----- Task data

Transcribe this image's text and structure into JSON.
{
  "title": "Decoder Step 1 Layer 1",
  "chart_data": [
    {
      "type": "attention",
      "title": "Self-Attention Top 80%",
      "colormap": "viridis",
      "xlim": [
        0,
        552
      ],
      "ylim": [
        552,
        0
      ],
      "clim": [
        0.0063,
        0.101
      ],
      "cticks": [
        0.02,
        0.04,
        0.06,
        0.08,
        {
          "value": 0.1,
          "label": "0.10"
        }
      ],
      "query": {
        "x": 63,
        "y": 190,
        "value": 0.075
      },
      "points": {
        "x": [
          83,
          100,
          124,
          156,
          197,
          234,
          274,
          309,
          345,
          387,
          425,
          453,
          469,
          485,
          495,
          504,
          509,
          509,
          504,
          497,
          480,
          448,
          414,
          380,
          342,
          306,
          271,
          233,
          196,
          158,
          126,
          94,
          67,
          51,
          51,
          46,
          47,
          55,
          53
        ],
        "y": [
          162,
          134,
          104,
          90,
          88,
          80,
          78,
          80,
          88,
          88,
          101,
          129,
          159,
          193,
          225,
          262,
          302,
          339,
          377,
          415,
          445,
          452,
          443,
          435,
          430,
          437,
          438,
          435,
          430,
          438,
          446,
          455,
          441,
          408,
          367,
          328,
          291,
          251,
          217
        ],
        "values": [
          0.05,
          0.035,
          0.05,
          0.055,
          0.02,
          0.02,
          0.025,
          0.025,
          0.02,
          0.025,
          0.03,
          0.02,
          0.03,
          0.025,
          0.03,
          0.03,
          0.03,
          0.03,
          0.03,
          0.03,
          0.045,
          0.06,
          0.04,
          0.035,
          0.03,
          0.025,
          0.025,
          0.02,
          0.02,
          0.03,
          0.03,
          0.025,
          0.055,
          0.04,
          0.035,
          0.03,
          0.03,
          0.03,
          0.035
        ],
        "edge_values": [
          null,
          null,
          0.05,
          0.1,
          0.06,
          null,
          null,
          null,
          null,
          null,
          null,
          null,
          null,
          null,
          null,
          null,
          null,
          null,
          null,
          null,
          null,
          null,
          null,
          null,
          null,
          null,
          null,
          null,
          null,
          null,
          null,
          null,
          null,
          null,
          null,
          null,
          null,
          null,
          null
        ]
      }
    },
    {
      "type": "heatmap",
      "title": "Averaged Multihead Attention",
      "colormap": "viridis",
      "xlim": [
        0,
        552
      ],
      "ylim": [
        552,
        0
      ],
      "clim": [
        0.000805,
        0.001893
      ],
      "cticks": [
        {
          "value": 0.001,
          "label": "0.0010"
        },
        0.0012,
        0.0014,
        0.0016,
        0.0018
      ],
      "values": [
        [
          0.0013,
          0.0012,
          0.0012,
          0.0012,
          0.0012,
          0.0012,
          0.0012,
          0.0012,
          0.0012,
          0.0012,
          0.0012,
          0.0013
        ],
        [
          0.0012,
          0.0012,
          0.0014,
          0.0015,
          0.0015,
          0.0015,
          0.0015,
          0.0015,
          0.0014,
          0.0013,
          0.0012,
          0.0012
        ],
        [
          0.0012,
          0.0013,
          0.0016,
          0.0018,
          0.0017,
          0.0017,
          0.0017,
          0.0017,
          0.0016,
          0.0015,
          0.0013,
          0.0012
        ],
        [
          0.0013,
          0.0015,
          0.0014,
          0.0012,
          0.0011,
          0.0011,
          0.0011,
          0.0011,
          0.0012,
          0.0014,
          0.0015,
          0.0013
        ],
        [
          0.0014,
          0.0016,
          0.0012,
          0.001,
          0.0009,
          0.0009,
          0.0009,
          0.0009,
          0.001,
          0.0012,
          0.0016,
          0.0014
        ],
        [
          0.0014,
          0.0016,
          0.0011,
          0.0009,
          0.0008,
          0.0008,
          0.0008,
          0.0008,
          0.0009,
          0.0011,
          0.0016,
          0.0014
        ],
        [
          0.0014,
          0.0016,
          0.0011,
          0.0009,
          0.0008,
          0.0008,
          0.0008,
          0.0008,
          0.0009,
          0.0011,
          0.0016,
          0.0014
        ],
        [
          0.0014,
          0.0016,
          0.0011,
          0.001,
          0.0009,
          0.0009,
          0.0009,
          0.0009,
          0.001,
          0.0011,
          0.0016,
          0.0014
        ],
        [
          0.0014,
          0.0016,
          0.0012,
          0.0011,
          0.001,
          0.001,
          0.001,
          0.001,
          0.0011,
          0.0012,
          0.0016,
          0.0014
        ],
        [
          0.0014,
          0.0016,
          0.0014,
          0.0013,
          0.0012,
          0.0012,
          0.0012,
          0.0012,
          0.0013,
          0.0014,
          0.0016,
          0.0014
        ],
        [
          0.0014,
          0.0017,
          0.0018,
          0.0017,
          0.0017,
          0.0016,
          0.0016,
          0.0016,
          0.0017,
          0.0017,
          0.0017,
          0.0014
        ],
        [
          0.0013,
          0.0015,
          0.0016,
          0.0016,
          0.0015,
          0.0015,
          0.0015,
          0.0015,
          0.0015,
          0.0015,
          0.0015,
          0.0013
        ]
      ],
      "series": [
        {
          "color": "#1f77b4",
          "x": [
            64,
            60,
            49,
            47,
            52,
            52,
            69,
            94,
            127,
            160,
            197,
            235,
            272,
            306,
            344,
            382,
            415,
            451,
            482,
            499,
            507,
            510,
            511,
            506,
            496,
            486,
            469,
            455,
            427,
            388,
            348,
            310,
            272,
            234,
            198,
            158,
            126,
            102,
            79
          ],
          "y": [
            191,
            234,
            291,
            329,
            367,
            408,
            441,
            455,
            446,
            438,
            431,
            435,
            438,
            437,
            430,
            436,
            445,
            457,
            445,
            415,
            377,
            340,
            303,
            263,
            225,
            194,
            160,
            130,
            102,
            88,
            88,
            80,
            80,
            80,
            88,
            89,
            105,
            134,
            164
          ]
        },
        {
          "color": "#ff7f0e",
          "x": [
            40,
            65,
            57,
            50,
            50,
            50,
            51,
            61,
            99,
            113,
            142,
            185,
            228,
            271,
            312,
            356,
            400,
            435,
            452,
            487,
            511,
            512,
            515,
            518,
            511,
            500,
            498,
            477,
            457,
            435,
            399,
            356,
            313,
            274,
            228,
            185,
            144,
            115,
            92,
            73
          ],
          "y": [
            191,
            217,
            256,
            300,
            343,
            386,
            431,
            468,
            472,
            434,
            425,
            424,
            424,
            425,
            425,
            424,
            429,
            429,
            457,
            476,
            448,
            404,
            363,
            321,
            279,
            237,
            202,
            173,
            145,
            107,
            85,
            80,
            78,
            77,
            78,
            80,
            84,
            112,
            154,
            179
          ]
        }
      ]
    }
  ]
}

----------

> **Written problem**
Write the material out again in its entirety, exactly as shown.

> **The response**
Transcribe this image's text and structure into JSON.
{
  "title": "Decoder Step 1 Layer 1",
  "chart_data": [
    {
      "type": "attention",
      "title": "Self-Attention Top 80%",
      "colormap": "viridis",
      "xlim": [
        0,
        552
      ],
      "ylim": [
        552,
        0
      ],
      "clim": [
        0.0063,
        0.101
      ],
      "cticks": [
        0.02,
        0.04,
        0.06,
        0.08,
        {
          "value": 0.1,
          "label": "0.10"
        }
      ],
      "query": {
        "x": 63,
        "y": 190,
        "value": 0.075
      },
      "points": {
        "x": [
          83,
          100,
          124,
          156,
          197,
          234,
          274,
          309,
          345,
          387,
          425,
          453,
          469,
          485,
          495,
          504,
          509,
          509,
          504,
          497,
          480,
          448,
          414,
          380,
          342,
          306,
          271,
          233,
          196,
          158,
          126,
          94,
          67,
          51,
          51,
          46,
          47,
          55,
          53
        ],
        "y": [
          162,
          134,
          104,
          90,
          88,
          80,
          78,
          80,
          88,
          88,
          101,
          129,
          159,
          193,
          225,
          262,
          302,
          339,
          377,
          415,
          445,
          452,
          443,
          435,
          430,
          437,
          438,
          435,
          430,
          438,
          446,
          455,
          441,
          408,
          367,
          328,
          291,
          251,
          217
        ],
        "values": [
          0.05,
          0.035,
          0.05,
          0.055,
          0.02,
          0.02,
          0.025,
          0.025,
          0.02,
          0.025,
          0.03,
          0.02,
          0.03,
          0.025,
          0.03,
          0.03,
          0.03,
          0.03,
          0.03,
          0.03,
          0.045,
          0.06,
          0.04,
          0.035,
          0.03,
          0.025,
          0.025,
          0.02,
          0.02,
          0.03,
          0.03,
          0.025,
          0.055,
          0.04,
          0.035,
          0.03,
          0.03,
          0.03,
          0.035
        ],
        "edge_values": [
          null,
          null,
          0.05,
          0.1,
          0.06,
          null,
          null,
          null,
          null,
          null,
          null,
          null,
          null,
          null,
          null,
          null,
          null,
          null,
          null,
          null,
          null,
          null,
          null,
          null,
          null,
          null,
          null,
          null,
          null,
          null,
          null,
          null,
          null,
          null,
          null,
          null,
          null,
          null,
          null
        ]
      }
    },
    {
      "type": "heatmap",
      "title": "Averaged Multihead Attention",
      "colormap": "viridis",
      "xlim": [
        0,
        552
      ],
      "ylim": [
        552,
        0
      ],
      "clim": [
        0.000805,
        0.001893
      ],
      "cticks": [
        {
          "value": 0.001,
          "label": "0.0010"
        },
        0.0012,
        0.0014,
        0.0016,
        0.0018
      ],
      "values": [
        [
          0.0013,
          0.0012,
          0.0012,
          0.0012,
          0.0012,
          0.0012,
          0.0012,
          0.0012,
          0.0012,
          0.0012,
          0.0012,
          0.0013
        ],
        [
          0.0012,
          0.0012,
          0.0014,
          0.0015,
          0.0015,
          0.0015,
          0.0015,
          0.0015,
          0.0014,
          0.0013,
          0.0012,
          0.0012
        ],
        [
          0.0012,
          0.0013,
          0.0016,
          0.0018,
          0.0017,
          0.0017,
          0.0017,
          0.0017,
          0.0016,
          0.0015,
          0.0013,
          0.0012
        ],
        [
          0.0013,
          0.0015,
          0.0014,
          0.0012,
          0.0011,
          0.0011,
          0.0011,
          0.0011,
          0.0012,
          0.0014,
          0.0015,
          0.0013
        ],
        [
          0.0014,
          0.0016,
          0.0012,
          0.001,
          0.0009,
          0.0009,
          0.0009,
          0.0009,
          0.001,
          0.0012,
          0.0016,
          0.0014
        ],
        [
          0.0014,
          0.0016,
          0.0011,
          0.0009,
          0.0008,
          0.0008,
          0.0008,
          0.0008,
          0.0009,
          0.0011,
          0.0016,
          0.0014
        ],
        [
          0.0014,
          0.0016,
          0.0011,
          0.0009,
          0.0008,
          0.0008,
          0.0008,
          0.0008,
          0.0009,
          0.0011,
          0.0016,
          0.0014
        ],
        [
          0.0014,
          0.0016,
          0.0011,
          0.001,
          0.0009,
          0.0009,
          0.0009,
          0.0009,
          0.001,
          0.0011,
          0.0016,
          0.0014
        ],
        [
          0.0014,
          0.0016,
          0.0012,
          0.0011,
          0.001,
          0.001,
          0.001,
          0.001,
          0.0011,
          0.0012,
          0.0016,
          0.0014
        ],
        [
          0.0014,
          0.0016,
          0.0014,
          0.0013,
          0.0012,
          0.0012,
          0.0012,
          0.0012,
          0.0013,
          0.0014,
          0.0016,
          0.0014
        ],
        [
          0.0014,
          0.0017,
          0.0018,
          0.0017,
          0.0017,
          0.0016,
          0.0016,
          0.0016,
          0.0017,
          0.0017,
          0.0017,
          0.0014
        ],
        [
          0.0013,
          0.0015,
          0.0016,
          0.0016,
          0.0015,
          0.0015,
          0.0015,
          0.0015,
          0.0015,
          0.0015,
          0.0015,
          0.0013
        ]
      ],
      "series": [
        {
          "color": "#1f77b4",
          "x": [
            64,
            60,
            49,
            47,
            52,
            52,
            69,
            94,
            127,
            160,
            197,
            235,
            272,
            306,
            344,
            382,
            415,
            451,
            482,
            499,
            507,
            510,
            511,
            506,
            496,
            486,
            469,
            455,
            427,
            388,
            348,
            310,
            272,
            234,
            198,
            158,
            126,
            102,
            79
          ],
          "y": [
            191,
            234,
            291,
            329,
            367,
            408,
            441,
            455,
            446,
            438,
            431,
            435,
            438,
            437,
            430,
            436,
            445,
            457,
            445,
            415,
            377,
            340,
            303,
            263,
            225,
            194,
            160,
            130,
            102,
            88,
            88,
            80,
            80,
            80,
            88,
            89,
            105,
            134,
            164
          ]
        },
        {
          "color": "#ff7f0e",
          "x": [
            40,
            65,
            57,
            50,
            50,
            50,
            51,
            61,
            99,
            113,
            142,
            185,
            228,
            271,
            312,
            356,
            400,
            435,
            452,
            487,
            511,
            512,
            515,
            518,
            511,
            500,
            498,
            477,
            457,
            435,
            399,
            356,
            313,
            274,
            228,
            185,
            144,
            115,
            92,
            73
          ],
          "y": [
            191,
            217,
            256,
            300,
            343,
            386,
            431,
            468,
            472,
            434,
            425,
            424,
            424,
            425,
            425,
            424,
            429,
            429,
            457,
            476,
            448,
            404,
            363,
            321,
            279,
            237,
            202,
            173,
            145,
            107,
            85,
            80,
            78,
            77,
            78,
            80,
            84,
            112,
            154,
            179
          ]
        }
      ]
    }
  ]
}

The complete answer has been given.